- **WHAT YOU SHOULD DO**
Scan the material that follows. Copy every line containing the word "içinden".

- **GIVEN ENTRIES**
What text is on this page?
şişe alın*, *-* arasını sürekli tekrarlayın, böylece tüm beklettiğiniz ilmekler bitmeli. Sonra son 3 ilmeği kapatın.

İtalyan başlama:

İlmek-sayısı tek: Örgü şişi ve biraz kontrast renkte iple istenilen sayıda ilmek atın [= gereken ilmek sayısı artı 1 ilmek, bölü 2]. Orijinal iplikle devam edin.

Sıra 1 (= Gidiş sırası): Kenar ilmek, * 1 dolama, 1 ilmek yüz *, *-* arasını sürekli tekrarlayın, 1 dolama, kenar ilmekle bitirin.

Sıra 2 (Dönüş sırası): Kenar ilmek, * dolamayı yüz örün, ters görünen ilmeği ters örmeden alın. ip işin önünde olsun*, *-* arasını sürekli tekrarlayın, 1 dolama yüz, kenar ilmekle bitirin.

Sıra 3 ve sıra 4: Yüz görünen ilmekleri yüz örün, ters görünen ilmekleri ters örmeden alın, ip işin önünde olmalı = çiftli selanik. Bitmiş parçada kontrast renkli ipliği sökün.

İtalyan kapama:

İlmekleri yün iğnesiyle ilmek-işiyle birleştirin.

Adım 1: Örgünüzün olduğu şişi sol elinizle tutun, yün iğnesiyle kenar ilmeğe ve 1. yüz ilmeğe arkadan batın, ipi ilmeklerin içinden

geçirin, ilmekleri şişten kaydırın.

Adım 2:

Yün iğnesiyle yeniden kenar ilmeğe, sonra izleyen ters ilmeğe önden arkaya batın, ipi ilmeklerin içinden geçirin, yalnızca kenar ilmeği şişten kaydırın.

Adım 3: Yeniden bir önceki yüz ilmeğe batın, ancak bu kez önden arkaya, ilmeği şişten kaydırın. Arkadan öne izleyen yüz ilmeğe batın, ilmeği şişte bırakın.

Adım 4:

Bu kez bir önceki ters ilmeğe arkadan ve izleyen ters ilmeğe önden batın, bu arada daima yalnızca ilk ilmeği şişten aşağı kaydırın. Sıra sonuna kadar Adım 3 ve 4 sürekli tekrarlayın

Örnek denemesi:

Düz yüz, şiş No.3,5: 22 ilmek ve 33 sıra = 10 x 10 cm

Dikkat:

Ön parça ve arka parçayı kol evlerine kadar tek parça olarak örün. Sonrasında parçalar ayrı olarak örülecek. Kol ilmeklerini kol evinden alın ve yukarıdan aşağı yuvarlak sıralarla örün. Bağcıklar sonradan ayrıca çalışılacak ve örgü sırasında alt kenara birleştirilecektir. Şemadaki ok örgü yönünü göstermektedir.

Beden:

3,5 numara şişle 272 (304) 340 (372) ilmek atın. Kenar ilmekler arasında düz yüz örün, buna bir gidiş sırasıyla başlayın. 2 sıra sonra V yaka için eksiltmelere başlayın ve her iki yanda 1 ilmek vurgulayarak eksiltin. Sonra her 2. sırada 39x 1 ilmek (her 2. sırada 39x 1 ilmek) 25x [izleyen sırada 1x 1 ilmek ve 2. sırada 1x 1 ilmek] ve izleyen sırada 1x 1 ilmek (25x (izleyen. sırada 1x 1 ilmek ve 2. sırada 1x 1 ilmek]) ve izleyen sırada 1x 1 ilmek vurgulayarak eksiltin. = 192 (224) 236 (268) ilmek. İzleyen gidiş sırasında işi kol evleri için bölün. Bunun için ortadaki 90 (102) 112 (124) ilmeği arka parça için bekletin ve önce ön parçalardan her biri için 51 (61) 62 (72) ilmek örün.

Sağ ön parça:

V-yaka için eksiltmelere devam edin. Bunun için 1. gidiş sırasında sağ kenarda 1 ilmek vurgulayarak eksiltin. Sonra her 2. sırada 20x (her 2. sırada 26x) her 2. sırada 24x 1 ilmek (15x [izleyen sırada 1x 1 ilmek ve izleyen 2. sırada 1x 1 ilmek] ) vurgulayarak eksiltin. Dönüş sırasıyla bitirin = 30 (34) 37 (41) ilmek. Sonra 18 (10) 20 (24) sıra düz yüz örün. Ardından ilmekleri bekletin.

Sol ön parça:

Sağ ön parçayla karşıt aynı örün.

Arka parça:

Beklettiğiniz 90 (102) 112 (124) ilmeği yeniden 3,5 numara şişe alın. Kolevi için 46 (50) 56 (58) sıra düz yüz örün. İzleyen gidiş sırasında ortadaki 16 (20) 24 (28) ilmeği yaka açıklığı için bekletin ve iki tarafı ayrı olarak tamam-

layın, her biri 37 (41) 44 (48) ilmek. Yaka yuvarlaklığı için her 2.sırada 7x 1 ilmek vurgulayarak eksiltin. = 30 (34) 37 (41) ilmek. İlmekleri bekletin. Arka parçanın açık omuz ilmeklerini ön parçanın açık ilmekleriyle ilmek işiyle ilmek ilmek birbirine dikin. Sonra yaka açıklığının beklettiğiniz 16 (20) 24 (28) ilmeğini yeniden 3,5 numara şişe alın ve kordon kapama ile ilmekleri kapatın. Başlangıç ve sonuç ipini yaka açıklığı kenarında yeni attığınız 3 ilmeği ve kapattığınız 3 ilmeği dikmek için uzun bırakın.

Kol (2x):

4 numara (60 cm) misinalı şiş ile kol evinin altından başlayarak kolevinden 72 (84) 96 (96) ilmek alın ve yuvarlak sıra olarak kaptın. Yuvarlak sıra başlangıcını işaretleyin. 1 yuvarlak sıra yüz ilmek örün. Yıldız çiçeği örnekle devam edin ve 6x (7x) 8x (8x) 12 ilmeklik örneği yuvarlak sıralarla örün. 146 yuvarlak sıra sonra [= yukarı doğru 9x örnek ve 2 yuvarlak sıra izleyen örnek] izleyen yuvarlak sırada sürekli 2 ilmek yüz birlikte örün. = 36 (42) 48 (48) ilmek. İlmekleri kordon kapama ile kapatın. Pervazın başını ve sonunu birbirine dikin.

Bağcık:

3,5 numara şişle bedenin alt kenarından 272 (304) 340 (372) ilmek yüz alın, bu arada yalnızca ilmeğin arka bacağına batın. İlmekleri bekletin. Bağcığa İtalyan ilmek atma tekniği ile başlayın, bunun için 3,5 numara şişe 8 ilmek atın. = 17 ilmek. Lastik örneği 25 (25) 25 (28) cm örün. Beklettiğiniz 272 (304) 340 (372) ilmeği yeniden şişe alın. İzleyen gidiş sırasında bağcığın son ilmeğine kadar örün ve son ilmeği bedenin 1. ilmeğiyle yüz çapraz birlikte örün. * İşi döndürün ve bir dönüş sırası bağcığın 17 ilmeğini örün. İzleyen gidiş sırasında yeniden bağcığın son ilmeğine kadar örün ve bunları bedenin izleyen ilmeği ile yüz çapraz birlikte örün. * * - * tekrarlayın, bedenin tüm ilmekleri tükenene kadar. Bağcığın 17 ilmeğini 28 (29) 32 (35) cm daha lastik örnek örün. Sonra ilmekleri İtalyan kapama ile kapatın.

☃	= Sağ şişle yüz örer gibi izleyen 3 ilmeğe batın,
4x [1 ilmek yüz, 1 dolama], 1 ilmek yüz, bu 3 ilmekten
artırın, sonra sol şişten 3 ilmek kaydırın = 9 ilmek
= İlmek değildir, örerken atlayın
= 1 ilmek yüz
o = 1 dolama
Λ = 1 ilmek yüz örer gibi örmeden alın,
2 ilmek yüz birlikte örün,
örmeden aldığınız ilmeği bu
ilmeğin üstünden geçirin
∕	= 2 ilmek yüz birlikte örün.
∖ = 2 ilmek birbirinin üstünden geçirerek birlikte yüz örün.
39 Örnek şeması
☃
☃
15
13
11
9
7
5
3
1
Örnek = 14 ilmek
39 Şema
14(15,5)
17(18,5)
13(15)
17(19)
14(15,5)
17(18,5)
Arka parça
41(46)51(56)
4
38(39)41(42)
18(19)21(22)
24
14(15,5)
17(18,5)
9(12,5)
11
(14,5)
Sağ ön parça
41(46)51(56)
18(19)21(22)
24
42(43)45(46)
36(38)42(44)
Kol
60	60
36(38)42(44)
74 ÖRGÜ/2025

- **EXPECTED OUTPUT**
Adım 1: Örgünüzün olduğu şişi sol elinizle tutun, yün iğnesiyle kenar ilmeğe ve 1. yüz ilmeğe arkadan batın, ipi ilmeklerin içinden
Yün iğnesiyle yeniden kenar ilmeğe, sonra izleyen ters ilmeğe önden arkaya batın, ipi ilmeklerin içinden geçirin, yalnızca kenar ilmeği şişten kaydırın.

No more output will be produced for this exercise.